— begin Data supplied —

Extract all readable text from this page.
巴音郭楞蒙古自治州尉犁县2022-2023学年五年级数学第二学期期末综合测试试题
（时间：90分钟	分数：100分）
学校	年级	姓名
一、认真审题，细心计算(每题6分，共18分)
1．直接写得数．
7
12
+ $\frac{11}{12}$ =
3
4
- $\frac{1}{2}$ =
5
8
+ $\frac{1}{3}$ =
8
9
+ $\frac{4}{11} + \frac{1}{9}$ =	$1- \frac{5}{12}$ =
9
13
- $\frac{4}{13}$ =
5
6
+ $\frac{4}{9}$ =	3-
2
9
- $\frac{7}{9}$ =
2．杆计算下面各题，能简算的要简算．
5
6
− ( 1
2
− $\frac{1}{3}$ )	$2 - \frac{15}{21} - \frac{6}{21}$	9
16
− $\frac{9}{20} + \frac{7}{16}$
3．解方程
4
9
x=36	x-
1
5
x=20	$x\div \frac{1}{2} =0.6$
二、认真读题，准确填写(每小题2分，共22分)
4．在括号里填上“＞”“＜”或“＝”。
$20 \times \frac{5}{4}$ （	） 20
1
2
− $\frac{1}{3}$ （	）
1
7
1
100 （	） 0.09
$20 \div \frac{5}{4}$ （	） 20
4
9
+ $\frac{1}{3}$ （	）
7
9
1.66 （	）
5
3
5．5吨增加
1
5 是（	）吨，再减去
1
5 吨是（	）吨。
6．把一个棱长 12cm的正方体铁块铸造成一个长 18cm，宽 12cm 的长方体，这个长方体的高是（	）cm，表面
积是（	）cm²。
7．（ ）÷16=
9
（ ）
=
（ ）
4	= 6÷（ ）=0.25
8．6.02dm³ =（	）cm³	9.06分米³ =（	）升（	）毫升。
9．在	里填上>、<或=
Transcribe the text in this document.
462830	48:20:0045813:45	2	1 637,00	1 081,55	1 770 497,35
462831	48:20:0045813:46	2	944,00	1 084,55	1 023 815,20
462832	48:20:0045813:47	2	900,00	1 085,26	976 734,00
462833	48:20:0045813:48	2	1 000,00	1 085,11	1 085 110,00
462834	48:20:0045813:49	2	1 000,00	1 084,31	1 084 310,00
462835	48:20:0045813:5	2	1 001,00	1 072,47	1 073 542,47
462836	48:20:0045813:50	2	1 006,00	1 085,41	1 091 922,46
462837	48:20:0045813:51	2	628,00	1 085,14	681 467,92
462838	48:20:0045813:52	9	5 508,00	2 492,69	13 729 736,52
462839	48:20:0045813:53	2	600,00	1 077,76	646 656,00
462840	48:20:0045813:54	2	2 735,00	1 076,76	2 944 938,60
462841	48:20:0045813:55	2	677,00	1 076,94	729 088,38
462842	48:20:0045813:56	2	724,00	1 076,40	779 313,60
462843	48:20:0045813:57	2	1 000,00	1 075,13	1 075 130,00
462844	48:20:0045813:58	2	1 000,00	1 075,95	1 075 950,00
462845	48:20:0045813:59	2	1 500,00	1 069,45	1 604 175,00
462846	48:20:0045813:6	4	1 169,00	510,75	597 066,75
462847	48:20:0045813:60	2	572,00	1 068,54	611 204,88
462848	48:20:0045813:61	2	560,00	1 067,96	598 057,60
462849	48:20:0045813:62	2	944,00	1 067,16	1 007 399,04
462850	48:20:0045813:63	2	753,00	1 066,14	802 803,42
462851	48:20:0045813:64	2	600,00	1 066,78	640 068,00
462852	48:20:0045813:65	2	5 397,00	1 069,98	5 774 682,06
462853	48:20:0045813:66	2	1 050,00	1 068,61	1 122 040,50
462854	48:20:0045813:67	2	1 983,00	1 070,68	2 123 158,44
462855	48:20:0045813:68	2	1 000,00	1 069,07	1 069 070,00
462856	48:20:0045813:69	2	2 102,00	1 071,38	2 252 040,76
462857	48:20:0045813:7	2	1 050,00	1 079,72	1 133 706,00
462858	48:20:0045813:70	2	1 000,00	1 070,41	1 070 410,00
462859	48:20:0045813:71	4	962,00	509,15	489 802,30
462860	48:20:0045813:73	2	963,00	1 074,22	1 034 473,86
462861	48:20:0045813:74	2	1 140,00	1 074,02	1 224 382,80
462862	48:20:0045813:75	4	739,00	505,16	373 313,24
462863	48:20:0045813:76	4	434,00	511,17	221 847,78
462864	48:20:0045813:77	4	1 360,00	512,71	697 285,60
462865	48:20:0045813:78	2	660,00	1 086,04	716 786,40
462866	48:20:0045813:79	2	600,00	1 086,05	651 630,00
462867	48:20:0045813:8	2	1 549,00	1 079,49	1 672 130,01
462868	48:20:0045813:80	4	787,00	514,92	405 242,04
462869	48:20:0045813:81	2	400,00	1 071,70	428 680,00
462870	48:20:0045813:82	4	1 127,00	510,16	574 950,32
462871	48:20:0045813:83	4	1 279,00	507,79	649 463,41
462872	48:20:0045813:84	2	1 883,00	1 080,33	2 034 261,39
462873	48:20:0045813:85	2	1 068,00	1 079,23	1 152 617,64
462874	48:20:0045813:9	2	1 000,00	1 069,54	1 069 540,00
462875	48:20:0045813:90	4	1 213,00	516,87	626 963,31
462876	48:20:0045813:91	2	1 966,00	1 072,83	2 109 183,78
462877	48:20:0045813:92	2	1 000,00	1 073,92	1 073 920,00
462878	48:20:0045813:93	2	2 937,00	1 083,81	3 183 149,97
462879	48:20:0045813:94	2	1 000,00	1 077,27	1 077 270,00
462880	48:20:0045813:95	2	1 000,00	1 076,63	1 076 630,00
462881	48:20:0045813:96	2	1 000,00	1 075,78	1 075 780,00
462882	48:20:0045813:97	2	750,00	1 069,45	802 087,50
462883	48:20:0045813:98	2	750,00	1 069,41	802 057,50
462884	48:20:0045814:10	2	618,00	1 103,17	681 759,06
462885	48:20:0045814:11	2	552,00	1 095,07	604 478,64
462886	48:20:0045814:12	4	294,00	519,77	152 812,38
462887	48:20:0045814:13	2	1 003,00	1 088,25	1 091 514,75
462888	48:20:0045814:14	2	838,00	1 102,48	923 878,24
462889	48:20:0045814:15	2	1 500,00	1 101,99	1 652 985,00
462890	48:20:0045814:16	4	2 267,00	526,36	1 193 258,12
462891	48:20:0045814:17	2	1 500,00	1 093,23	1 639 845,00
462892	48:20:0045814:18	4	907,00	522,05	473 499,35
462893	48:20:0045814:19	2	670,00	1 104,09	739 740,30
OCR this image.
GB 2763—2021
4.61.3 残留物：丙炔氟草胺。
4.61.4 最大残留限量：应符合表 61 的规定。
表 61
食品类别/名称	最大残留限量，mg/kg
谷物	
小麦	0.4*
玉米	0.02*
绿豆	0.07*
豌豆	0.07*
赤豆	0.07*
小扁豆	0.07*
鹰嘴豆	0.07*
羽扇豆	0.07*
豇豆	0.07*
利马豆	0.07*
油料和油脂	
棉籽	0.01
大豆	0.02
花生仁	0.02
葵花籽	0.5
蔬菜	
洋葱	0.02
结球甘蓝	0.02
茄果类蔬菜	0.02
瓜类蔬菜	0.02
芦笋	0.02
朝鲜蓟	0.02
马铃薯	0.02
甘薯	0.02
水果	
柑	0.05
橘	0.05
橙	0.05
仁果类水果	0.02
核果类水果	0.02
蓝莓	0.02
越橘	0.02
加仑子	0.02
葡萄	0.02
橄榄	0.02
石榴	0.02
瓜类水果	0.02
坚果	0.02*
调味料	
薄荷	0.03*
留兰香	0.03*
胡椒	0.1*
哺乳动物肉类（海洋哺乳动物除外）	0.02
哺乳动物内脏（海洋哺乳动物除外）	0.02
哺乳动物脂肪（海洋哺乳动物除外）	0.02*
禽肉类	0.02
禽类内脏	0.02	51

— end Data supplied —

| Required work |
Search the data for "海洋哺乳动物除外". Copy every matching line.

| Output for this task |
哺乳动物肉类（海洋哺乳动物除外）	0.02
哺乳动物内脏（海洋哺乳动物除外）	0.02
哺乳动物脂肪（海洋哺乳动物除外）	0.02*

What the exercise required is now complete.